WHAT TO DO -
Present each line of the entries below that holds the word "xlabel".

(Figure record extracts)
____

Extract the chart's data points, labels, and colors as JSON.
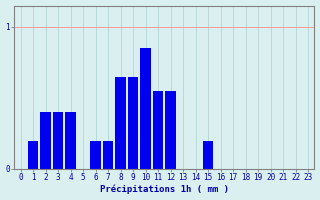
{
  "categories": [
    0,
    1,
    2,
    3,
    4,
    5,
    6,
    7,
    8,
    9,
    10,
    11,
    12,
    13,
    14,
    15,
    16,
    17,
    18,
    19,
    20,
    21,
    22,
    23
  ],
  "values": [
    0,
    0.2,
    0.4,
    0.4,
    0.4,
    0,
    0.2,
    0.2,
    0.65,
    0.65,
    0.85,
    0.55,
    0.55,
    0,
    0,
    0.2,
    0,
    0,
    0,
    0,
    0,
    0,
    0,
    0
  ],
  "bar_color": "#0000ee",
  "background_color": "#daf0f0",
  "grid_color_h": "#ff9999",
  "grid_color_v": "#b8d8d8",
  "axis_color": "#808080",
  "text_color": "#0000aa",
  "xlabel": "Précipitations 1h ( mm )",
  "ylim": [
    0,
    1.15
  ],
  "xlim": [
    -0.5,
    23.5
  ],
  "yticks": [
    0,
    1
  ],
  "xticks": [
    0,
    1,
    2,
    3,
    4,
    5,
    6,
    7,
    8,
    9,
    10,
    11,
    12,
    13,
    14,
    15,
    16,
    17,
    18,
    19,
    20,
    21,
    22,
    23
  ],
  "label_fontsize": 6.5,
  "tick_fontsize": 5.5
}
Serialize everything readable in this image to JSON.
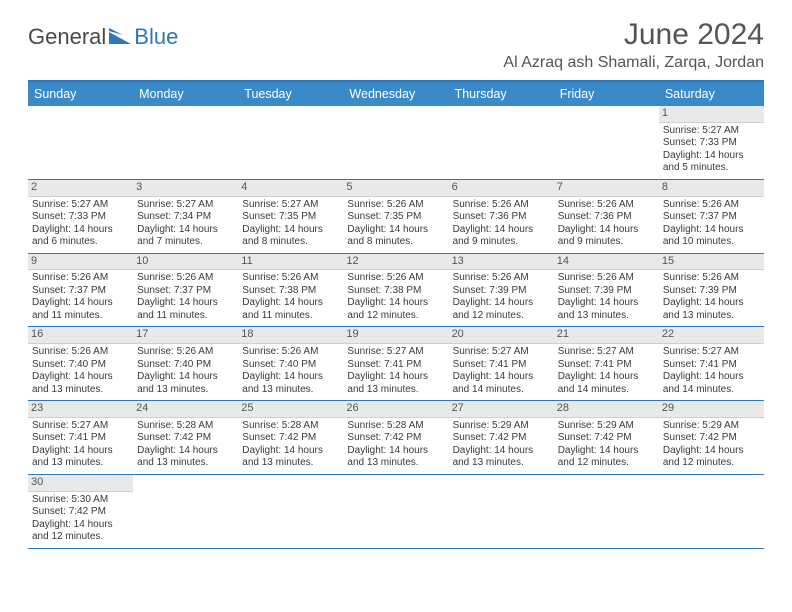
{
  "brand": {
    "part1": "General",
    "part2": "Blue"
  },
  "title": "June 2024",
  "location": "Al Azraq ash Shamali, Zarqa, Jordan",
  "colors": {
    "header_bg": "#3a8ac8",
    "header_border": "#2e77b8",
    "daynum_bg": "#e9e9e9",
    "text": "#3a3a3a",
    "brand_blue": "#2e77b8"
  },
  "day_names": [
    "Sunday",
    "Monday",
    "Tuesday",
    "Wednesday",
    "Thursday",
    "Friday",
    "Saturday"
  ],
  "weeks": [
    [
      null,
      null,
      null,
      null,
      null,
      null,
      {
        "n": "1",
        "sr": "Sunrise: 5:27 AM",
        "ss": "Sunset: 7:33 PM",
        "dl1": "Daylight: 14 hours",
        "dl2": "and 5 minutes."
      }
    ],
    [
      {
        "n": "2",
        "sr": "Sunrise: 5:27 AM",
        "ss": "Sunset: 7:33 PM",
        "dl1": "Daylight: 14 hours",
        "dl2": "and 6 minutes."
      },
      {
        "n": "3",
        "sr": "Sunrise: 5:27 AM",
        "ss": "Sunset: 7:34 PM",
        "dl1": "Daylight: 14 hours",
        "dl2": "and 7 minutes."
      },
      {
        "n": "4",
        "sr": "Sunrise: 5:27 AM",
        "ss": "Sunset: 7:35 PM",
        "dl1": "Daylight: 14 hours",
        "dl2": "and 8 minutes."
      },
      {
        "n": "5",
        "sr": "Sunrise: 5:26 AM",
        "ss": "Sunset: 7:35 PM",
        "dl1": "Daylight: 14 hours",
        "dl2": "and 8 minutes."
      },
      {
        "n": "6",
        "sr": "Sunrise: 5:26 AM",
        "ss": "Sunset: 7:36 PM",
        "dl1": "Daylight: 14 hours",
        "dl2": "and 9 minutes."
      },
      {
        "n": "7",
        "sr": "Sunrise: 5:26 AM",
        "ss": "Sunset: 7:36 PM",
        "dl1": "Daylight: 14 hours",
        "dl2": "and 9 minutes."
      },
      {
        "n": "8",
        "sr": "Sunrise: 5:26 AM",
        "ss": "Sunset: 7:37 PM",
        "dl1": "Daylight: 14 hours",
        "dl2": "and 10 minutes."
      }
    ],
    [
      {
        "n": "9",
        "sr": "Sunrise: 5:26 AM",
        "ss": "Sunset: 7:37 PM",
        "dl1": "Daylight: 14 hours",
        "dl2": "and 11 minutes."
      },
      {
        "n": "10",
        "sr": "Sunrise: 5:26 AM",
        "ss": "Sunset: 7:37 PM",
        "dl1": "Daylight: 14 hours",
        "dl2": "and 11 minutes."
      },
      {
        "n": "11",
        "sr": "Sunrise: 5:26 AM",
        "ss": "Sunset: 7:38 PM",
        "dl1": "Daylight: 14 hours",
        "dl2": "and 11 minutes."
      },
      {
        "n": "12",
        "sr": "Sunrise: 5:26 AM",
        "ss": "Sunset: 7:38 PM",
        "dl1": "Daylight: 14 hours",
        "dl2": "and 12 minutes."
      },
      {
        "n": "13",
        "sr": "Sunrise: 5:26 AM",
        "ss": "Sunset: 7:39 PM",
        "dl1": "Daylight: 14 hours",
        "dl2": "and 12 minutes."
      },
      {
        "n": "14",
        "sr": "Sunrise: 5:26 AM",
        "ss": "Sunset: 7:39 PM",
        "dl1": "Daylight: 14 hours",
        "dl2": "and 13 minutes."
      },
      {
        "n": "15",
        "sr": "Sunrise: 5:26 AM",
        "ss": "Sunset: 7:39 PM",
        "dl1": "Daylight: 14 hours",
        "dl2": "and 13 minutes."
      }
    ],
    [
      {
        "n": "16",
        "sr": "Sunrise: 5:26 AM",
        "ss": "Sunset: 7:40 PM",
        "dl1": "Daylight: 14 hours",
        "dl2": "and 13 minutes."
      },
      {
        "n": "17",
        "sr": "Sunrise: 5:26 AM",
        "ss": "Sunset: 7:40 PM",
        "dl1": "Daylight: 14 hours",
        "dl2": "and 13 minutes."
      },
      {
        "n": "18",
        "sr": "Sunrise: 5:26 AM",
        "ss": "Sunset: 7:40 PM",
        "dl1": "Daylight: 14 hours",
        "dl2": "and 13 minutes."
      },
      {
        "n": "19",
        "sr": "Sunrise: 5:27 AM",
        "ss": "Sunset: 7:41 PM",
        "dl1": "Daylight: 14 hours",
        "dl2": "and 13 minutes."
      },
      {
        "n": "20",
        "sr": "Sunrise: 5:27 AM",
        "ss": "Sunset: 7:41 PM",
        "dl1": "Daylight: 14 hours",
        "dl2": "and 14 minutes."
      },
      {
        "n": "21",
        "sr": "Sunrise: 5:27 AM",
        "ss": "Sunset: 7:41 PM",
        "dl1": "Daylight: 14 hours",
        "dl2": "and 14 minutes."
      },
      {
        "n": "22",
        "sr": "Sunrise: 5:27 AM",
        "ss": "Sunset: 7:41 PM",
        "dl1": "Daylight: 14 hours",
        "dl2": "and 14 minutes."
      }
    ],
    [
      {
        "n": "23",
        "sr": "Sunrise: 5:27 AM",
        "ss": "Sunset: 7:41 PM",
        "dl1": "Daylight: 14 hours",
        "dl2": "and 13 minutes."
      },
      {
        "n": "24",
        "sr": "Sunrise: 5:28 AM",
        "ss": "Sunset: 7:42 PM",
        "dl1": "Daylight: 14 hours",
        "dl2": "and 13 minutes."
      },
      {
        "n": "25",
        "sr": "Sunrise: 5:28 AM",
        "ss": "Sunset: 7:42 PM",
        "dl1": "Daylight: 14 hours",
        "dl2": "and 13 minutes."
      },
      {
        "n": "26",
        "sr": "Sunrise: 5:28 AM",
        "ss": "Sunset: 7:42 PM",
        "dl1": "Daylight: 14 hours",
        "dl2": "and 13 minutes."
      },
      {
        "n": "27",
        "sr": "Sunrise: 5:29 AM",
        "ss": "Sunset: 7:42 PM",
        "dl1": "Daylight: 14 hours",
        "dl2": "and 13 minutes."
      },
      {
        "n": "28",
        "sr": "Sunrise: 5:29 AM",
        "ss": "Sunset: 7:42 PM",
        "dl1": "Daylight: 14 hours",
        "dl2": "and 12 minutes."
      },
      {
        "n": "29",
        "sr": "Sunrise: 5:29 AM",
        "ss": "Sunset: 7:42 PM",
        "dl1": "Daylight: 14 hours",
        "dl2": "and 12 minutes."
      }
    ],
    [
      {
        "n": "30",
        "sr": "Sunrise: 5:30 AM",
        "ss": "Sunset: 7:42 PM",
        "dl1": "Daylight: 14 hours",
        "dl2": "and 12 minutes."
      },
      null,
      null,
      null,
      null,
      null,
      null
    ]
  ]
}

____

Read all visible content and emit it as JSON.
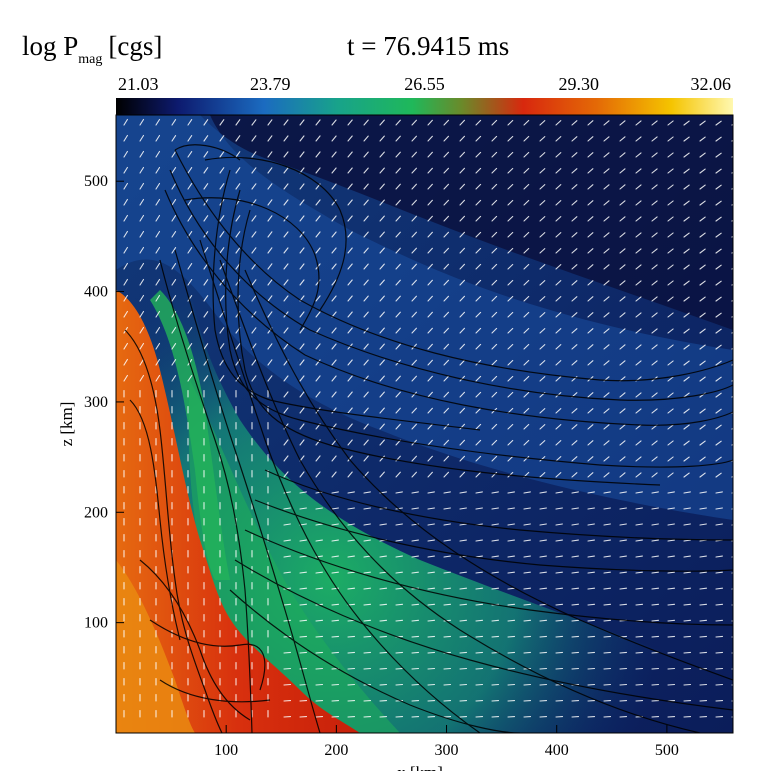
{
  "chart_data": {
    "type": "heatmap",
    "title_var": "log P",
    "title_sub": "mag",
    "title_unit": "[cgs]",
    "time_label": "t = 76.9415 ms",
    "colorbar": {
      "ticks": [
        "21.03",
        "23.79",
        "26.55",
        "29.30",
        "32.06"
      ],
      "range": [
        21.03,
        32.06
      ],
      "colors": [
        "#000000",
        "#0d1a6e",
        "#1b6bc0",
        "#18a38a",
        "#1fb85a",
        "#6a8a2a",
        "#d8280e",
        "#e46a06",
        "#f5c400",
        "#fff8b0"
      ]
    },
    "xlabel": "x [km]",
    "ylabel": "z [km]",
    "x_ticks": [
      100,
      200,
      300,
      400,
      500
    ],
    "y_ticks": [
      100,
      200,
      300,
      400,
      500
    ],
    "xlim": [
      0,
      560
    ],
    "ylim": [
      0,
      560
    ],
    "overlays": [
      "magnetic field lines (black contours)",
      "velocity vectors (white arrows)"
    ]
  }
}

____

FULL RESPONSE -
  "xlabel": "Précipitations 1h ( mm )",
    "xlabel": "x [km]",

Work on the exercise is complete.